**TO DO:**
Scan the lines below for the word "cell". Copy each line you find it in.

**DATA FOR PROCESSING:**
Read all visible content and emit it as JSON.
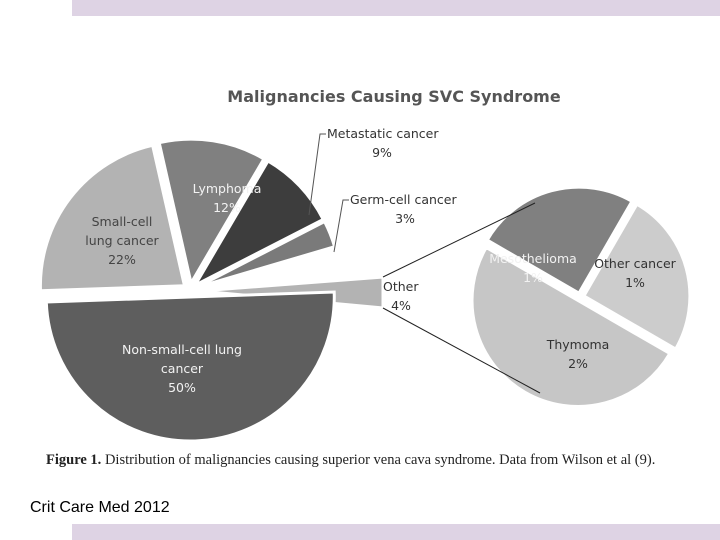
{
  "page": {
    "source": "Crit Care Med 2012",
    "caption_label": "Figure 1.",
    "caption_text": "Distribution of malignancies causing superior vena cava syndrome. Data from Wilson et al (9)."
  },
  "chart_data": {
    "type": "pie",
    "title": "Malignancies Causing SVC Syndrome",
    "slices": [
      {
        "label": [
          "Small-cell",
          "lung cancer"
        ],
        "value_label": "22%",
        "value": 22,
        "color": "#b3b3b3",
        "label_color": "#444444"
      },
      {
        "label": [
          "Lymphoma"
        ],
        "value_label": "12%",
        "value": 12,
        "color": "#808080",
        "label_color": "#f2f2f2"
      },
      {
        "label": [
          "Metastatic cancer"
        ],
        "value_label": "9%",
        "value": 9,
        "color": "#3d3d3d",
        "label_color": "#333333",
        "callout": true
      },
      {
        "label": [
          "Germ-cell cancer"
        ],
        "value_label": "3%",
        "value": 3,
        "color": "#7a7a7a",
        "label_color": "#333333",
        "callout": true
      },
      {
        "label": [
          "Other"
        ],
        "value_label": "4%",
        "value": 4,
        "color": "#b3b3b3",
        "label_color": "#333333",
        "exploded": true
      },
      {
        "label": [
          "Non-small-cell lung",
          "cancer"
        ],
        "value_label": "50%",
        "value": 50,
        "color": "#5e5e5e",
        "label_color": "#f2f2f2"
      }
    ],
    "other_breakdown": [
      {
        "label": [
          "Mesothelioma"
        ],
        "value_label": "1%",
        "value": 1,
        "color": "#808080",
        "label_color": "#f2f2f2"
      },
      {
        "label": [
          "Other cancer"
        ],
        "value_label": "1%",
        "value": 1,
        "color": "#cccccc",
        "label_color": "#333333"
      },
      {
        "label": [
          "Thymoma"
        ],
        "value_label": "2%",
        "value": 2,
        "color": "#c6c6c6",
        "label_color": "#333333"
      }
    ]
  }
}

**REPLY TO THE EXERCISE:**
          "Small-cell",
          "Germ-cell cancer"
          "Non-small-cell lung",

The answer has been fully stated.